The records below are to be copied word for word, with every picture left out.

_DATA SUPPLIED_

BEGIN

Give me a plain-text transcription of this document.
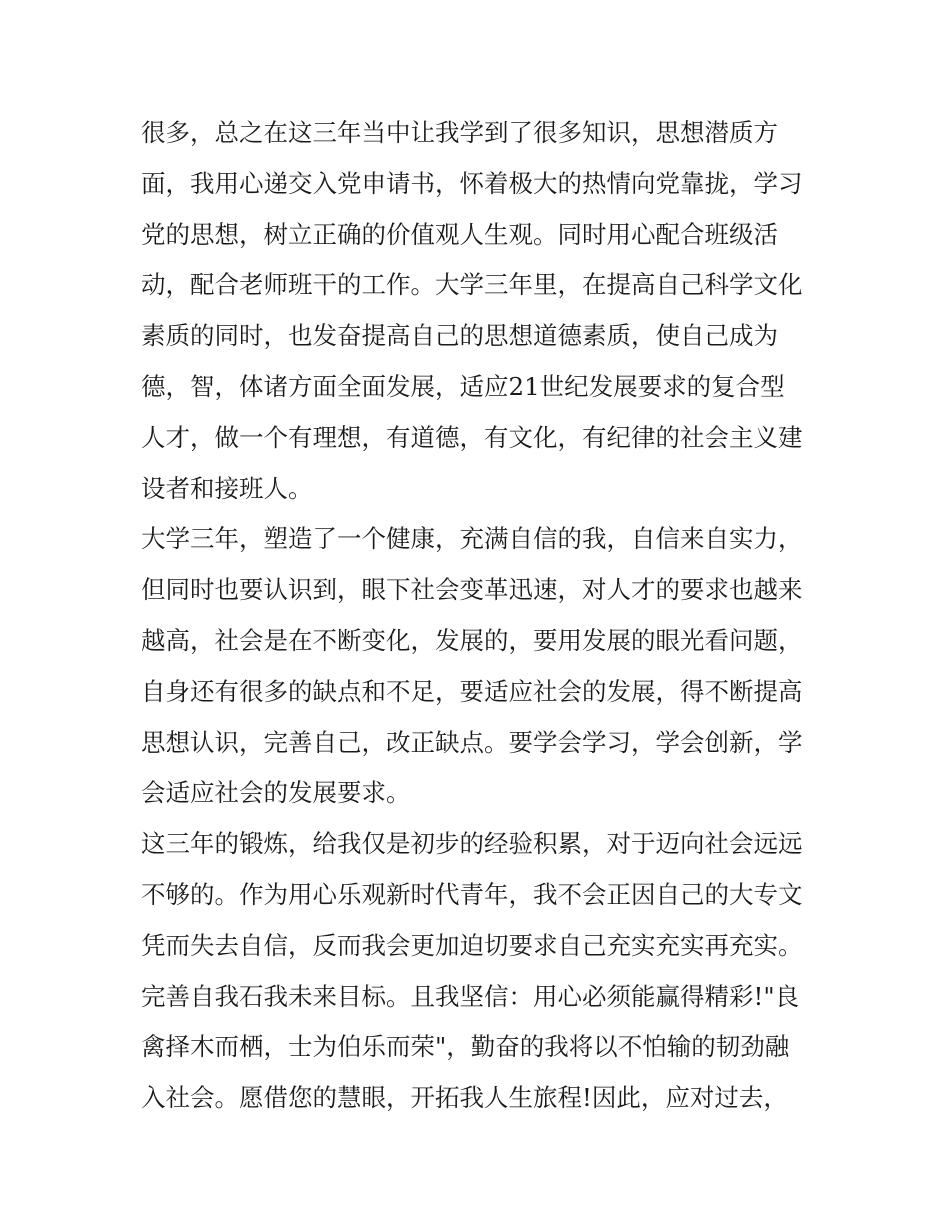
很多，总之在这三年当中让我学到了很多知识，思想潜质方
面，我用心递交入党申请书，怀着极大的热情向党靠拢，学习
党的思想，树立正确的价值观人生观。同时用心配合班级活
动，配合老师班干的工作。大学三年里，在提高自己科学文化
素质的同时，也发奋提高自己的思想道德素质，使自己成为
德，智，体诸方面全面发展，适应21世纪发展要求的复合型
人才，做一个有理想，有道德，有文化，有纪律的社会主义建
设者和接班人。
大学三年，塑造了一个健康，充满自信的我，自信来自实力，
但同时也要认识到，眼下社会变革迅速，对人才的要求也越来
越高，社会是在不断变化，发展的，要用发展的眼光看问题，
自身还有很多的缺点和不足，要适应社会的发展，得不断提高
思想认识，完善自己，改正缺点。要学会学习，学会创新，学
会适应社会的发展要求。
这三年的锻炼，给我仅是初步的经验积累，对于迈向社会远远
不够的。作为用心乐观新时代青年，我不会正因自己的大专文
凭而失去自信，反而我会更加迫切要求自己充实充实再充实。
完善自我石我未来目标。且我坚信：用心必须能赢得精彩!"良
禽择木而栖，士为伯乐而荣"，勤奋的我将以不怕输的韧劲融
入社会。愿借您的慧眼，开拓我人生旅程!因此，应对过去，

END

_EXERCISE SOLUTION_
Give me a plain-text transcription of this document.
很多，总之在这三年当中让我学到了很多知识，思想潜质方
面，我用心递交入党申请书，怀着极大的热情向党靠拢，学习
党的思想，树立正确的价值观人生观。同时用心配合班级活
动，配合老师班干的工作。大学三年里，在提高自己科学文化
素质的同时，也发奋提高自己的思想道德素质，使自己成为
德，智，体诸方面全面发展，适应21世纪发展要求的复合型
人才，做一个有理想，有道德，有文化，有纪律的社会主义建
设者和接班人。
大学三年，塑造了一个健康，充满自信的我，自信来自实力，
但同时也要认识到，眼下社会变革迅速，对人才的要求也越来
越高，社会是在不断变化，发展的，要用发展的眼光看问题，
自身还有很多的缺点和不足，要适应社会的发展，得不断提高
思想认识，完善自己，改正缺点。要学会学习，学会创新，学
会适应社会的发展要求。
这三年的锻炼，给我仅是初步的经验积累，对于迈向社会远远
不够的。作为用心乐观新时代青年，我不会正因自己的大专文
凭而失去自信，反而我会更加迫切要求自己充实充实再充实。
完善自我石我未来目标。且我坚信：用心必须能赢得精彩!"良
禽择木而栖，士为伯乐而荣"，勤奋的我将以不怕输的韧劲融
入社会。愿借您的慧眼，开拓我人生旅程!因此，应对过去，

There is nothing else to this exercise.